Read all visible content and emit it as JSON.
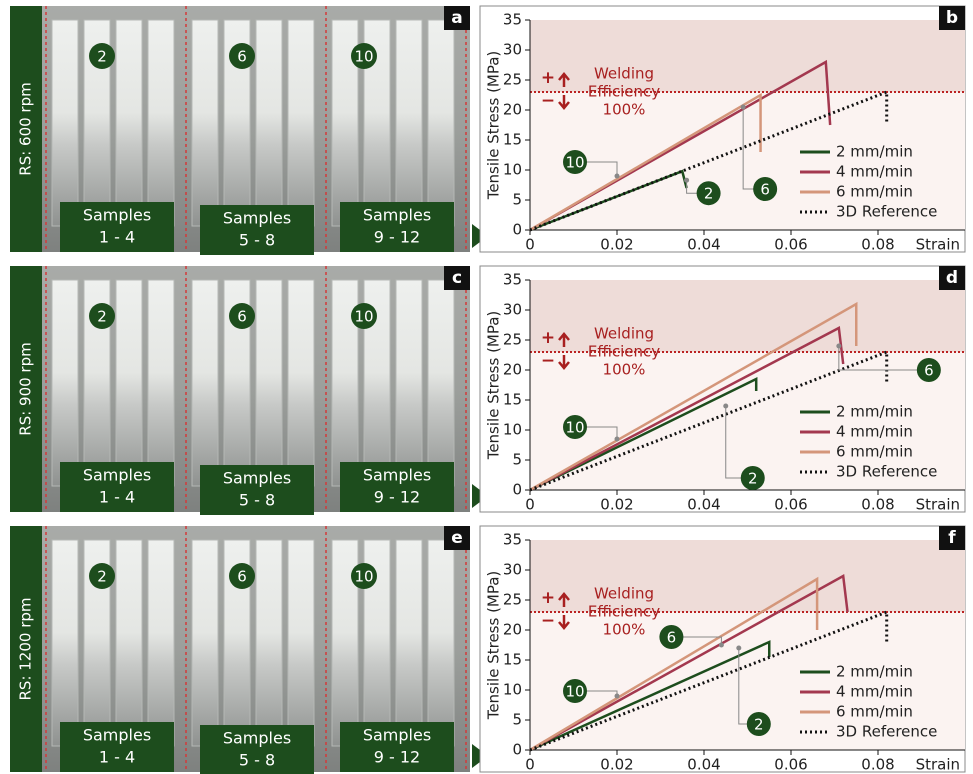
{
  "rows": [
    {
      "rpm_label": "RS: 600 rpm",
      "panel": "a",
      "speeds": [
        "2",
        "6",
        "10"
      ],
      "samples": [
        [
          "Samples",
          "1 - 4"
        ],
        [
          "Samples",
          "5 - 8"
        ],
        [
          "Samples",
          "9 - 12"
        ]
      ]
    },
    {
      "rpm_label": "RS: 900 rpm",
      "panel": "c",
      "speeds": [
        "2",
        "6",
        "10"
      ],
      "samples": [
        [
          "Samples",
          "1 - 4"
        ],
        [
          "Samples",
          "5 - 8"
        ],
        [
          "Samples",
          "9 - 12"
        ]
      ]
    },
    {
      "rpm_label": "RS: 1200 rpm",
      "panel": "e",
      "speeds": [
        "2",
        "6",
        "10"
      ],
      "samples": [
        [
          "Samples",
          "1 - 4"
        ],
        [
          "Samples",
          "5 - 8"
        ],
        [
          "Samples",
          "9 - 12"
        ]
      ]
    }
  ],
  "chart_data": [
    {
      "type": "line",
      "panel": "b",
      "ylabel": "Tensile Stress (MPa)",
      "xlabel": "Strain",
      "xlim": [
        0,
        0.1
      ],
      "ylim": [
        0,
        35
      ],
      "xticks": [
        0,
        0.02,
        0.04,
        0.06,
        0.08
      ],
      "yticks": [
        0,
        5,
        10,
        15,
        20,
        25,
        30,
        35
      ],
      "reference": {
        "value": 23,
        "label": [
          "Welding",
          "Efficiency",
          "100%"
        ],
        "signs": [
          "+",
          "−"
        ]
      },
      "series": [
        {
          "name": "2 mm/min",
          "color": "#1d4d1d",
          "dash": false,
          "x": [
            0,
            0.035,
            0.036
          ],
          "values": [
            0,
            9.8,
            7
          ]
        },
        {
          "name": "4 mm/min",
          "color": "#a3384f",
          "dash": false,
          "x": [
            0,
            0.068,
            0.069
          ],
          "values": [
            0,
            28,
            17.5
          ]
        },
        {
          "name": "6 mm/min",
          "color": "#d4967a",
          "dash": false,
          "x": [
            0,
            0.053,
            0.053
          ],
          "values": [
            0,
            22.5,
            13
          ]
        },
        {
          "name": "3D Reference",
          "color": "#111111",
          "dash": true,
          "x": [
            0,
            0.082,
            0.082
          ],
          "values": [
            0,
            23,
            18
          ]
        }
      ],
      "annotations": [
        {
          "label": "10",
          "x": 0.02,
          "y": 9
        },
        {
          "label": "2",
          "x": 0.036,
          "y": 8.3
        },
        {
          "label": "6",
          "x": 0.049,
          "y": 20.5
        }
      ]
    },
    {
      "type": "line",
      "panel": "d",
      "ylabel": "Tensile Stress (MPa)",
      "xlabel": "Strain",
      "xlim": [
        0,
        0.1
      ],
      "ylim": [
        0,
        35
      ],
      "xticks": [
        0,
        0.02,
        0.04,
        0.06,
        0.08
      ],
      "yticks": [
        0,
        5,
        10,
        15,
        20,
        25,
        30,
        35
      ],
      "reference": {
        "value": 23,
        "label": [
          "Welding",
          "Efficiency",
          "100%"
        ],
        "signs": [
          "+",
          "−"
        ]
      },
      "series": [
        {
          "name": "2 mm/min",
          "color": "#1d4d1d",
          "dash": false,
          "x": [
            0,
            0.052,
            0.052
          ],
          "values": [
            0,
            18.5,
            16.5
          ]
        },
        {
          "name": "4 mm/min",
          "color": "#a3384f",
          "dash": false,
          "x": [
            0,
            0.071,
            0.072
          ],
          "values": [
            0,
            27,
            21
          ]
        },
        {
          "name": "6 mm/min",
          "color": "#d4967a",
          "dash": false,
          "x": [
            0,
            0.075,
            0.075
          ],
          "values": [
            0,
            31,
            24
          ]
        },
        {
          "name": "3D Reference",
          "color": "#111111",
          "dash": true,
          "x": [
            0,
            0.082,
            0.082
          ],
          "values": [
            0,
            23,
            18
          ]
        }
      ],
      "annotations": [
        {
          "label": "10",
          "x": 0.02,
          "y": 8.5
        },
        {
          "label": "2",
          "x": 0.045,
          "y": 14
        },
        {
          "label": "6",
          "x": 0.071,
          "y": 24
        }
      ]
    },
    {
      "type": "line",
      "panel": "f",
      "ylabel": "Tensile Stress (MPa)",
      "xlabel": "Strain",
      "xlim": [
        0,
        0.1
      ],
      "ylim": [
        0,
        35
      ],
      "xticks": [
        0,
        0.02,
        0.04,
        0.06,
        0.08
      ],
      "yticks": [
        0,
        5,
        10,
        15,
        20,
        25,
        30,
        35
      ],
      "reference": {
        "value": 23,
        "label": [
          "Welding",
          "Efficiency",
          "100%"
        ],
        "signs": [
          "+",
          "−"
        ]
      },
      "series": [
        {
          "name": "2 mm/min",
          "color": "#1d4d1d",
          "dash": false,
          "x": [
            0,
            0.055,
            0.055
          ],
          "values": [
            0,
            18,
            15.5
          ]
        },
        {
          "name": "4 mm/min",
          "color": "#a3384f",
          "dash": false,
          "x": [
            0,
            0.072,
            0.073
          ],
          "values": [
            0,
            29,
            23
          ]
        },
        {
          "name": "6 mm/min",
          "color": "#d4967a",
          "dash": false,
          "x": [
            0,
            0.066,
            0.066
          ],
          "values": [
            0,
            28.5,
            20
          ]
        },
        {
          "name": "3D Reference",
          "color": "#111111",
          "dash": true,
          "x": [
            0,
            0.082,
            0.082
          ],
          "values": [
            0,
            23,
            18
          ]
        }
      ],
      "annotations": [
        {
          "label": "10",
          "x": 0.02,
          "y": 9
        },
        {
          "label": "6",
          "x": 0.044,
          "y": 17.5
        },
        {
          "label": "2",
          "x": 0.048,
          "y": 17
        }
      ]
    }
  ]
}
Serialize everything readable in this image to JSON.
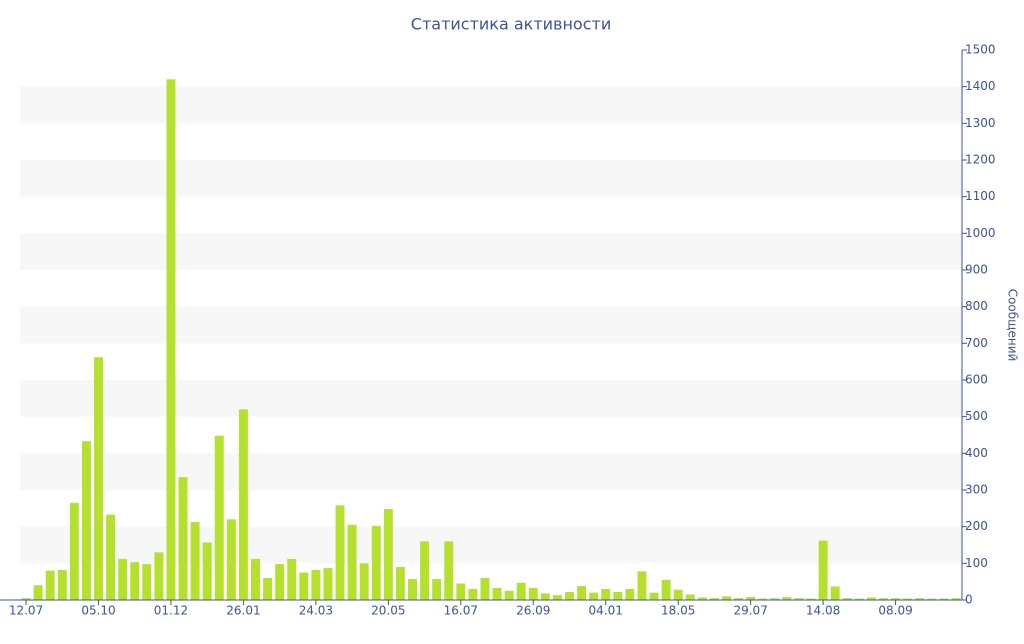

__________

• _WHAT THE TASK ASKS_
Restate every record exactly, please; do not copy the pictures.

• _CORRECT OUTPUT_
Read all visible content and emit it as JSON.
{
  "rows": [
    {
      "rpm_label": "RS: 600 rpm",
      "panel": "a",
      "speeds": [
        "2",
        "6",
        "10"
      ],
      "samples": [
        [
          "Samples",
          "1 - 4"
        ],
        [
          "Samples",
          "5 - 8"
        ],
        [
          "Samples",
          "9 - 12"
        ]
      ]
    },
    {
      "rpm_label": "RS: 900 rpm",
      "panel": "c",
      "speeds": [
        "2",
        "6",
        "10"
      ],
      "samples": [
        [
          "Samples",
          "1 - 4"
        ],
        [
          "Samples",
          "5 - 8"
        ],
        [
          "Samples",
          "9 - 12"
        ]
      ]
    },
    {
      "rpm_label": "RS: 1200 rpm",
      "panel": "e",
      "speeds": [
        "2",
        "6",
        "10"
      ],
      "samples": [
        [
          "Samples",
          "1 - 4"
        ],
        [
          "Samples",
          "5 - 8"
        ],
        [
          "Samples",
          "9 - 12"
        ]
      ]
    }
  ],
  "chart_data": [
    {
      "type": "line",
      "panel": "b",
      "ylabel": "Tensile Stress (MPa)",
      "xlabel": "Strain",
      "xlim": [
        0,
        0.1
      ],
      "ylim": [
        0,
        35
      ],
      "xticks": [
        0,
        0.02,
        0.04,
        0.06,
        0.08
      ],
      "yticks": [
        0,
        5,
        10,
        15,
        20,
        25,
        30,
        35
      ],
      "reference": {
        "value": 23,
        "label": [
          "Welding",
          "Efficiency",
          "100%"
        ],
        "signs": [
          "+",
          "−"
        ]
      },
      "series": [
        {
          "name": "2 mm/min",
          "color": "#1d4d1d",
          "dash": false,
          "x": [
            0,
            0.035,
            0.036
          ],
          "values": [
            0,
            9.8,
            7
          ]
        },
        {
          "name": "4 mm/min",
          "color": "#a3384f",
          "dash": false,
          "x": [
            0,
            0.068,
            0.069
          ],
          "values": [
            0,
            28,
            17.5
          ]
        },
        {
          "name": "6 mm/min",
          "color": "#d4967a",
          "dash": false,
          "x": [
            0,
            0.053,
            0.053
          ],
          "values": [
            0,
            22.5,
            13
          ]
        },
        {
          "name": "3D Reference",
          "color": "#111111",
          "dash": true,
          "x": [
            0,
            0.082,
            0.082
          ],
          "values": [
            0,
            23,
            18
          ]
        }
      ],
      "annotations": [
        {
          "label": "10",
          "x": 0.02,
          "y": 9
        },
        {
          "label": "2",
          "x": 0.036,
          "y": 8.3
        },
        {
          "label": "6",
          "x": 0.049,
          "y": 20.5
        }
      ]
    },
    {
      "type": "line",
      "panel": "d",
      "ylabel": "Tensile Stress (MPa)",
      "xlabel": "Strain",
      "xlim": [
        0,
        0.1
      ],
      "ylim": [
        0,
        35
      ],
      "xticks": [
        0,
        0.02,
        0.04,
        0.06,
        0.08
      ],
      "yticks": [
        0,
        5,
        10,
        15,
        20,
        25,
        30,
        35
      ],
      "reference": {
        "value": 23,
        "label": [
          "Welding",
          "Efficiency",
          "100%"
        ],
        "signs": [
          "+",
          "−"
        ]
      },
      "series": [
        {
          "name": "2 mm/min",
          "color": "#1d4d1d",
          "dash": false,
          "x": [
            0,
            0.052,
            0.052
          ],
          "values": [
            0,
            18.5,
            16.5
          ]
        },
        {
          "name": "4 mm/min",
          "color": "#a3384f",
          "dash": false,
          "x": [
            0,
            0.071,
            0.072
          ],
          "values": [
            0,
            27,
            21
          ]
        },
        {
          "name": "6 mm/min",
          "color": "#d4967a",
          "dash": false,
          "x": [
            0,
            0.075,
            0.075
          ],
          "values": [
            0,
            31,
            24
          ]
        },
        {
          "name": "3D Reference",
          "color": "#111111",
          "dash": true,
          "x": [
            0,
            0.082,
            0.082
          ],
          "values": [
            0,
            23,
            18
          ]
        }
      ],
      "annotations": [
        {
          "label": "10",
          "x": 0.02,
          "y": 8.5
        },
        {
          "label": "2",
          "x": 0.045,
          "y": 14
        },
        {
          "label": "6",
          "x": 0.071,
          "y": 24
        }
      ]
    },
    {
      "type": "line",
      "panel": "f",
      "ylabel": "Tensile Stress (MPa)",
      "xlabel": "Strain",
      "xlim": [
        0,
        0.1
      ],
      "ylim": [
        0,
        35
      ],
      "xticks": [
        0,
        0.02,
        0.04,
        0.06,
        0.08
      ],
      "yticks": [
        0,
        5,
        10,
        15,
        20,
        25,
        30,
        35
      ],
      "reference": {
        "value": 23,
        "label": [
          "Welding",
          "Efficiency",
          "100%"
        ],
        "signs": [
          "+",
          "−"
        ]
      },
      "series": [
        {
          "name": "2 mm/min",
          "color": "#1d4d1d",
          "dash": false,
          "x": [
            0,
            0.055,
            0.055
          ],
          "values": [
            0,
            18,
            15.5
          ]
        },
        {
          "name": "4 mm/min",
          "color": "#a3384f",
          "dash": false,
          "x": [
            0,
            0.072,
            0.073
          ],
          "values": [
            0,
            29,
            23
          ]
        },
        {
          "name": "6 mm/min",
          "color": "#d4967a",
          "dash": false,
          "x": [
            0,
            0.066,
            0.066
          ],
          "values": [
            0,
            28.5,
            20
          ]
        },
        {
          "name": "3D Reference",
          "color": "#111111",
          "dash": true,
          "x": [
            0,
            0.082,
            0.082
          ],
          "values": [
            0,
            23,
            18
          ]
        }
      ],
      "annotations": [
        {
          "label": "10",
          "x": 0.02,
          "y": 9
        },
        {
          "label": "6",
          "x": 0.044,
          "y": 17.5
        },
        {
          "label": "2",
          "x": 0.048,
          "y": 17
        }
      ]
    }
  ]
}
Serialize everything readable in this image to JSON.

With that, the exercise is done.